**Directions for this task**
All entries are to be given again verbatim.

**Items**

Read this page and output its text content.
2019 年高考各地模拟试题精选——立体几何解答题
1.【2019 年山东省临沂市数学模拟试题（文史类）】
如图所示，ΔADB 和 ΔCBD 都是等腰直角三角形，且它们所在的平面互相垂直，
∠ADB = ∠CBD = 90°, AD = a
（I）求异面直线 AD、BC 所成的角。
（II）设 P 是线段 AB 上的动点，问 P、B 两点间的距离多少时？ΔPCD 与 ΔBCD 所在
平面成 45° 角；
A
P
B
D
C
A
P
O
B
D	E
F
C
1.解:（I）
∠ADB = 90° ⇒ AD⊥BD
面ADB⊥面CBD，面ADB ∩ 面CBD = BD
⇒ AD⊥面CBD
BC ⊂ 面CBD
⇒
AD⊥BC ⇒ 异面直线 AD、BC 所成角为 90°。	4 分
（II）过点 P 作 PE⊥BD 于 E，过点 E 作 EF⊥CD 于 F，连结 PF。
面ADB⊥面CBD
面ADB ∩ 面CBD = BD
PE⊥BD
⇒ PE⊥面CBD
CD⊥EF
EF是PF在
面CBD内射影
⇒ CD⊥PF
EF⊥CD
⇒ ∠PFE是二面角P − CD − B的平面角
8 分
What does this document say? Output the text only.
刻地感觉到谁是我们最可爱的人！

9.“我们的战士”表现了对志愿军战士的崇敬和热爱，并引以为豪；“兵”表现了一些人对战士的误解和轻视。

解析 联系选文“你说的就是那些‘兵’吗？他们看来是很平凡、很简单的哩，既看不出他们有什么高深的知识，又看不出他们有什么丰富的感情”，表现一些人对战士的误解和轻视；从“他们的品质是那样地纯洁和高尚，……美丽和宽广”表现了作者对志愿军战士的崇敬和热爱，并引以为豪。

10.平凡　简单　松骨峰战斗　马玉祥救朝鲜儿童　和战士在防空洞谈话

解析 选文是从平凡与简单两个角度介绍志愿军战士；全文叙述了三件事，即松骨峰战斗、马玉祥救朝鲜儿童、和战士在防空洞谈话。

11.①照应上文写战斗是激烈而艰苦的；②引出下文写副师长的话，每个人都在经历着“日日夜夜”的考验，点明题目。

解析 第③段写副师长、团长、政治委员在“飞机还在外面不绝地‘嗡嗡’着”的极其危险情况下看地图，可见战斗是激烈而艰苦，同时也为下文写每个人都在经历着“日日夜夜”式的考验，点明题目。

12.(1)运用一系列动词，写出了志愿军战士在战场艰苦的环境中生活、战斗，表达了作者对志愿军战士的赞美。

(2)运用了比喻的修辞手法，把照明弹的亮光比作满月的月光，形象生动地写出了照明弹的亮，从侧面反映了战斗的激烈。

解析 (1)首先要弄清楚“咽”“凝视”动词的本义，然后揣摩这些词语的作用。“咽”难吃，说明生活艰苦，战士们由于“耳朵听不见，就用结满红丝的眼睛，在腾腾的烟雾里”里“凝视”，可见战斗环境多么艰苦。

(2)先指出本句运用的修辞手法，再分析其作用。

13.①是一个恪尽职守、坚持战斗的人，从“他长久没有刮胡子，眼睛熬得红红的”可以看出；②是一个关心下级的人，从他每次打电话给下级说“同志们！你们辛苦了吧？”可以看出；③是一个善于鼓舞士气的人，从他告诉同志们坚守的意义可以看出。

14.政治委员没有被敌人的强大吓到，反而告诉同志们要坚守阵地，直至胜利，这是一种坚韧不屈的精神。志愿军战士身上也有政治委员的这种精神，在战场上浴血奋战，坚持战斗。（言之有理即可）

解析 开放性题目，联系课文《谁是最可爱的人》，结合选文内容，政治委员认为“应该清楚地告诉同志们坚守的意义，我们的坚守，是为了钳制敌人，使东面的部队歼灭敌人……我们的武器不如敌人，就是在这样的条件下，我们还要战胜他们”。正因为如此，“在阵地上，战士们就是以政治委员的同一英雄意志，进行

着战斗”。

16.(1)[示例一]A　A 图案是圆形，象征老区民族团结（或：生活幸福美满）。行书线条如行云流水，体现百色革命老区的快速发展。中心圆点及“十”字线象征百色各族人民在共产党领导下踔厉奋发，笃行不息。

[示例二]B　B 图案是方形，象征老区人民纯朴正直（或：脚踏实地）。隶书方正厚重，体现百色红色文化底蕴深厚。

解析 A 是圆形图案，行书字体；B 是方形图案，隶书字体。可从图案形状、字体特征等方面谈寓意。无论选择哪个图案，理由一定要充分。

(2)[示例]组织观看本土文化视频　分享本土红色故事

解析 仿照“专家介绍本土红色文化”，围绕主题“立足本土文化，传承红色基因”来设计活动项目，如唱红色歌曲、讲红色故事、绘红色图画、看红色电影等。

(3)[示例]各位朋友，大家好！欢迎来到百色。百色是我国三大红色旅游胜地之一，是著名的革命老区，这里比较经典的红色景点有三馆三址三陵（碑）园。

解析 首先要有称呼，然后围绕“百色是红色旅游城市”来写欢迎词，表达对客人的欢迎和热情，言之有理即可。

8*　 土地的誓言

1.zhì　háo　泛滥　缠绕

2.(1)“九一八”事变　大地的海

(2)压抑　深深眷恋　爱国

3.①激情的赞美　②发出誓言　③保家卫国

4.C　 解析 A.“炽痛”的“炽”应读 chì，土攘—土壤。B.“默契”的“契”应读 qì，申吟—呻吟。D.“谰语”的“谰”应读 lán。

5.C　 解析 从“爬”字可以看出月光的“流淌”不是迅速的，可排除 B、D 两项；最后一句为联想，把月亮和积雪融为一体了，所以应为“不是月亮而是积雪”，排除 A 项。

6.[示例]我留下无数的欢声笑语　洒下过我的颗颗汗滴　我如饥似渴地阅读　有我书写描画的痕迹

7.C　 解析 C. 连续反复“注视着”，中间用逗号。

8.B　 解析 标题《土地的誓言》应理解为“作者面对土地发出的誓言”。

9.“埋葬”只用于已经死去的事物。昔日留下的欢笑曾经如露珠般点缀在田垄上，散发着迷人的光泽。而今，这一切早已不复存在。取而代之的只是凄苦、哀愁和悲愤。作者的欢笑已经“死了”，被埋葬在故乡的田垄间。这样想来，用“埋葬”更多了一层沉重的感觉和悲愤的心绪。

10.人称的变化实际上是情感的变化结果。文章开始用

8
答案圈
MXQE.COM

**Correct response**
Read this page and output its text content.
2019 年高考各地模拟试题精选——立体几何解答题
1.【2019 年山东省临沂市数学模拟试题（文史类）】
如图所示，ΔADB 和 ΔCBD 都是等腰直角三角形，且它们所在的平面互相垂直，
∠ADB = ∠CBD = 90°, AD = a
（I）求异面直线 AD、BC 所成的角。
（II）设 P 是线段 AB 上的动点，问 P、B 两点间的距离多少时？ΔPCD 与 ΔBCD 所在
平面成 45° 角；
A
P
B
D
C
A
P
O
B
D	E
F
C
1.解:（I）
∠ADB = 90° ⇒ AD⊥BD
面ADB⊥面CBD，面ADB ∩ 面CBD = BD
⇒ AD⊥面CBD
BC ⊂ 面CBD
⇒
AD⊥BC ⇒ 异面直线 AD、BC 所成角为 90°。	4 分
（II）过点 P 作 PE⊥BD 于 E，过点 E 作 EF⊥CD 于 F，连结 PF。
面ADB⊥面CBD
面ADB ∩ 面CBD = BD
PE⊥BD
⇒ PE⊥面CBD
CD⊥EF
EF是PF在
面CBD内射影
⇒ CD⊥PF
EF⊥CD
⇒ ∠PFE是二面角P − CD − B的平面角
8 分
What does this document say? Output the text only.
刻地感觉到谁是我们最可爱的人！

9.“我们的战士”表现了对志愿军战士的崇敬和热爱，并引以为豪；“兵”表现了一些人对战士的误解和轻视。

解析 联系选文“你说的就是那些‘兵’吗？他们看来是很平凡、很简单的哩，既看不出他们有什么高深的知识，又看不出他们有什么丰富的感情”，表现一些人对战士的误解和轻视；从“他们的品质是那样地纯洁和高尚，……美丽和宽广”表现了作者对志愿军战士的崇敬和热爱，并引以为豪。

10.平凡　简单　松骨峰战斗　马玉祥救朝鲜儿童　和战士在防空洞谈话

解析 选文是从平凡与简单两个角度介绍志愿军战士；全文叙述了三件事，即松骨峰战斗、马玉祥救朝鲜儿童、和战士在防空洞谈话。

11.①照应上文写战斗是激烈而艰苦的；②引出下文写副师长的话，每个人都在经历着“日日夜夜”的考验，点明题目。

解析 第③段写副师长、团长、政治委员在“飞机还在外面不绝地‘嗡嗡’着”的极其危险情况下看地图，可见战斗是激烈而艰苦，同时也为下文写每个人都在经历着“日日夜夜”式的考验，点明题目。

12.(1)运用一系列动词，写出了志愿军战士在战场艰苦的环境中生活、战斗，表达了作者对志愿军战士的赞美。

(2)运用了比喻的修辞手法，把照明弹的亮光比作满月的月光，形象生动地写出了照明弹的亮，从侧面反映了战斗的激烈。

解析 (1)首先要弄清楚“咽”“凝视”动词的本义，然后揣摩这些词语的作用。“咽”难吃，说明生活艰苦，战士们由于“耳朵听不见，就用结满红丝的眼睛，在腾腾的烟雾里”里“凝视”，可见战斗环境多么艰苦。

(2)先指出本句运用的修辞手法，再分析其作用。

13.①是一个恪尽职守、坚持战斗的人，从“他长久没有刮胡子，眼睛熬得红红的”可以看出；②是一个关心下级的人，从他每次打电话给下级说“同志们！你们辛苦了吧？”可以看出；③是一个善于鼓舞士气的人，从他告诉同志们坚守的意义可以看出。

14.政治委员没有被敌人的强大吓到，反而告诉同志们要坚守阵地，直至胜利，这是一种坚韧不屈的精神。志愿军战士身上也有政治委员的这种精神，在战场上浴血奋战，坚持战斗。（言之有理即可）

解析 开放性题目，联系课文《谁是最可爱的人》，结合选文内容，政治委员认为“应该清楚地告诉同志们坚守的意义，我们的坚守，是为了钳制敌人，使东面的部队歼灭敌人……我们的武器不如敌人，就是在这样的条件下，我们还要战胜他们”。正因为如此，“在阵地上，战士们就是以政治委员的同一英雄意志，进行

着战斗”。

16.(1)[示例一]A　A 图案是圆形，象征老区民族团结（或：生活幸福美满）。行书线条如行云流水，体现百色革命老区的快速发展。中心圆点及“十”字线象征百色各族人民在共产党领导下踔厉奋发，笃行不息。

[示例二]B　B 图案是方形，象征老区人民纯朴正直（或：脚踏实地）。隶书方正厚重，体现百色红色文化底蕴深厚。

解析 A 是圆形图案，行书字体；B 是方形图案，隶书字体。可从图案形状、字体特征等方面谈寓意。无论选择哪个图案，理由一定要充分。

(2)[示例]组织观看本土文化视频　分享本土红色故事

解析 仿照“专家介绍本土红色文化”，围绕主题“立足本土文化，传承红色基因”来设计活动项目，如唱红色歌曲、讲红色故事、绘红色图画、看红色电影等。

(3)[示例]各位朋友，大家好！欢迎来到百色。百色是我国三大红色旅游胜地之一，是著名的革命老区，这里比较经典的红色景点有三馆三址三陵（碑）园。

解析 首先要有称呼，然后围绕“百色是红色旅游城市”来写欢迎词，表达对客人的欢迎和热情，言之有理即可。

8*　 土地的誓言

1.zhì　háo　泛滥　缠绕

2.(1)“九一八”事变　大地的海

(2)压抑　深深眷恋　爱国

3.①激情的赞美　②发出誓言　③保家卫国

4.C　 解析 A.“炽痛”的“炽”应读 chì，土攘—土壤。B.“默契”的“契”应读 qì，申吟—呻吟。D.“谰语”的“谰”应读 lán。

5.C　 解析 从“爬”字可以看出月光的“流淌”不是迅速的，可排除 B、D 两项；最后一句为联想，把月亮和积雪融为一体了，所以应为“不是月亮而是积雪”，排除 A 项。

6.[示例]我留下无数的欢声笑语　洒下过我的颗颗汗滴　我如饥似渴地阅读　有我书写描画的痕迹

7.C　 解析 C. 连续反复“注视着”，中间用逗号。

8.B　 解析 标题《土地的誓言》应理解为“作者面对土地发出的誓言”。

9.“埋葬”只用于已经死去的事物。昔日留下的欢笑曾经如露珠般点缀在田垄上，散发着迷人的光泽。而今，这一切早已不复存在。取而代之的只是凄苦、哀愁和悲愤。作者的欢笑已经“死了”，被埋葬在故乡的田垄间。这样想来，用“埋葬”更多了一层沉重的感觉和悲愤的心绪。

10.人称的变化实际上是情感的变化结果。文章开始用

8
答案圈
MXQE.COM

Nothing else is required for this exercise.